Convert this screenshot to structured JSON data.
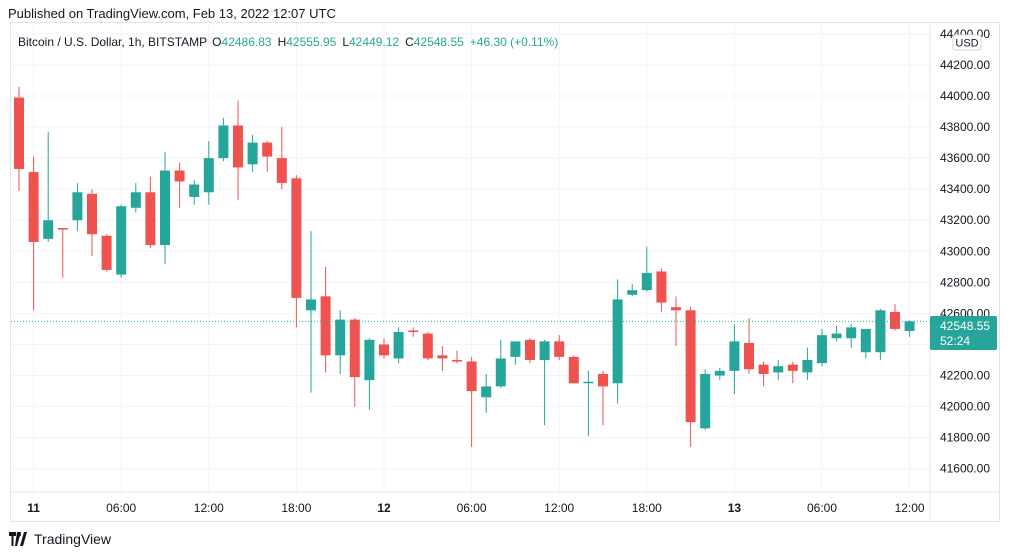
{
  "published": "Published on TradingView.com, Feb 13, 2022 12:07 UTC",
  "footer_brand": "TradingView",
  "legend": {
    "symbol": "Bitcoin / U.S. Dollar, 1h, BITSTAMP",
    "o_label": "O",
    "o": "42486.83",
    "h_label": "H",
    "h": "42555.95",
    "l_label": "L",
    "l": "42449.12",
    "c_label": "C",
    "c": "42548.55",
    "change": "+46.30 (+0.11%)"
  },
  "currency": "USD",
  "last_price": {
    "price": "42548.55",
    "countdown": "52:24",
    "value": 42548.55
  },
  "colors": {
    "up": "#26a69a",
    "down": "#ef5350",
    "grid": "#f0f3fa",
    "text": "#131722",
    "label_bg": "#26a69a"
  },
  "chart_data": {
    "type": "candlestick",
    "interval": "1h",
    "ylim": [
      41450,
      44470
    ],
    "y_ticks": [
      "41600.00",
      "41800.00",
      "42000.00",
      "42200.00",
      "42400.00",
      "42600.00",
      "42800.00",
      "43000.00",
      "43200.00",
      "43400.00",
      "43600.00",
      "43800.00",
      "44000.00",
      "44200.00",
      "44400.00"
    ],
    "x_ticks": [
      {
        "label": "11",
        "index": 1,
        "bold": true
      },
      {
        "label": "06:00",
        "index": 7,
        "bold": false
      },
      {
        "label": "12:00",
        "index": 13,
        "bold": false
      },
      {
        "label": "18:00",
        "index": 19,
        "bold": false
      },
      {
        "label": "12",
        "index": 25,
        "bold": true
      },
      {
        "label": "06:00",
        "index": 31,
        "bold": false
      },
      {
        "label": "12:00",
        "index": 37,
        "bold": false
      },
      {
        "label": "18:00",
        "index": 43,
        "bold": false
      },
      {
        "label": "13",
        "index": 49,
        "bold": true
      },
      {
        "label": "06:00",
        "index": 55,
        "bold": false
      },
      {
        "label": "12:00",
        "index": 61,
        "bold": false
      }
    ],
    "candles": [
      {
        "o": 43990,
        "h": 44060,
        "l": 43390,
        "c": 43530
      },
      {
        "o": 43510,
        "h": 43610,
        "l": 42620,
        "c": 43060
      },
      {
        "o": 43080,
        "h": 43770,
        "l": 43060,
        "c": 43200
      },
      {
        "o": 43150,
        "h": 43150,
        "l": 42830,
        "c": 43140
      },
      {
        "o": 43200,
        "h": 43440,
        "l": 43130,
        "c": 43380
      },
      {
        "o": 43370,
        "h": 43400,
        "l": 42970,
        "c": 43110
      },
      {
        "o": 43100,
        "h": 43110,
        "l": 42870,
        "c": 42880
      },
      {
        "o": 42850,
        "h": 43300,
        "l": 42830,
        "c": 43290
      },
      {
        "o": 43280,
        "h": 43440,
        "l": 43250,
        "c": 43380
      },
      {
        "o": 43380,
        "h": 43480,
        "l": 43020,
        "c": 43040
      },
      {
        "o": 43040,
        "h": 43640,
        "l": 42920,
        "c": 43520
      },
      {
        "o": 43520,
        "h": 43570,
        "l": 43280,
        "c": 43450
      },
      {
        "o": 43350,
        "h": 43460,
        "l": 43300,
        "c": 43430
      },
      {
        "o": 43380,
        "h": 43710,
        "l": 43300,
        "c": 43600
      },
      {
        "o": 43600,
        "h": 43860,
        "l": 43580,
        "c": 43810
      },
      {
        "o": 43810,
        "h": 43970,
        "l": 43330,
        "c": 43540
      },
      {
        "o": 43560,
        "h": 43750,
        "l": 43510,
        "c": 43700
      },
      {
        "o": 43700,
        "h": 43710,
        "l": 43510,
        "c": 43610
      },
      {
        "o": 43600,
        "h": 43800,
        "l": 43400,
        "c": 43440
      },
      {
        "o": 43470,
        "h": 43490,
        "l": 42510,
        "c": 42700
      },
      {
        "o": 42620,
        "h": 43130,
        "l": 42090,
        "c": 42690
      },
      {
        "o": 42710,
        "h": 42900,
        "l": 42220,
        "c": 42330
      },
      {
        "o": 42330,
        "h": 42620,
        "l": 42210,
        "c": 42560
      },
      {
        "o": 42560,
        "h": 42570,
        "l": 42000,
        "c": 42190
      },
      {
        "o": 42170,
        "h": 42440,
        "l": 41980,
        "c": 42430
      },
      {
        "o": 42400,
        "h": 42440,
        "l": 42310,
        "c": 42330
      },
      {
        "o": 42310,
        "h": 42510,
        "l": 42280,
        "c": 42480
      },
      {
        "o": 42490,
        "h": 42510,
        "l": 42450,
        "c": 42480
      },
      {
        "o": 42470,
        "h": 42480,
        "l": 42300,
        "c": 42310
      },
      {
        "o": 42330,
        "h": 42390,
        "l": 42230,
        "c": 42310
      },
      {
        "o": 42300,
        "h": 42360,
        "l": 42280,
        "c": 42290
      },
      {
        "o": 42290,
        "h": 42320,
        "l": 41740,
        "c": 42100
      },
      {
        "o": 42060,
        "h": 42210,
        "l": 41960,
        "c": 42130
      },
      {
        "o": 42130,
        "h": 42430,
        "l": 42120,
        "c": 42310
      },
      {
        "o": 42320,
        "h": 42420,
        "l": 42270,
        "c": 42420
      },
      {
        "o": 42430,
        "h": 42440,
        "l": 42280,
        "c": 42300
      },
      {
        "o": 42300,
        "h": 42430,
        "l": 41880,
        "c": 42420
      },
      {
        "o": 42420,
        "h": 42460,
        "l": 42300,
        "c": 42320
      },
      {
        "o": 42320,
        "h": 42330,
        "l": 42150,
        "c": 42150
      },
      {
        "o": 42150,
        "h": 42230,
        "l": 41810,
        "c": 42160
      },
      {
        "o": 42210,
        "h": 42230,
        "l": 41880,
        "c": 42130
      },
      {
        "o": 42150,
        "h": 42820,
        "l": 42020,
        "c": 42690
      },
      {
        "o": 42720,
        "h": 42790,
        "l": 42710,
        "c": 42750
      },
      {
        "o": 42750,
        "h": 43030,
        "l": 42740,
        "c": 42860
      },
      {
        "o": 42870,
        "h": 42890,
        "l": 42610,
        "c": 42670
      },
      {
        "o": 42640,
        "h": 42710,
        "l": 42390,
        "c": 42620
      },
      {
        "o": 42620,
        "h": 42640,
        "l": 41740,
        "c": 41900
      },
      {
        "o": 41860,
        "h": 42240,
        "l": 41850,
        "c": 42210
      },
      {
        "o": 42200,
        "h": 42250,
        "l": 42170,
        "c": 42230
      },
      {
        "o": 42230,
        "h": 42530,
        "l": 42080,
        "c": 42420
      },
      {
        "o": 42410,
        "h": 42570,
        "l": 42210,
        "c": 42240
      },
      {
        "o": 42270,
        "h": 42290,
        "l": 42130,
        "c": 42210
      },
      {
        "o": 42220,
        "h": 42300,
        "l": 42170,
        "c": 42260
      },
      {
        "o": 42270,
        "h": 42290,
        "l": 42150,
        "c": 42230
      },
      {
        "o": 42220,
        "h": 42380,
        "l": 42170,
        "c": 42300
      },
      {
        "o": 42280,
        "h": 42500,
        "l": 42260,
        "c": 42460
      },
      {
        "o": 42440,
        "h": 42520,
        "l": 42420,
        "c": 42470
      },
      {
        "o": 42440,
        "h": 42530,
        "l": 42380,
        "c": 42510
      },
      {
        "o": 42350,
        "h": 42500,
        "l": 42310,
        "c": 42500
      },
      {
        "o": 42350,
        "h": 42630,
        "l": 42300,
        "c": 42620
      },
      {
        "o": 42610,
        "h": 42660,
        "l": 42490,
        "c": 42500
      },
      {
        "o": 42486.83,
        "h": 42555.95,
        "l": 42449.12,
        "c": 42548.55
      }
    ]
  }
}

## EXERCISE
Check the data for the word "TradingView" and pull out the lines that have it.

## RESULT OF THE TASK
  "published": "Published on TradingView.com, Feb 13, 2022 12:07 UTC",
  "footer_brand": "TradingView",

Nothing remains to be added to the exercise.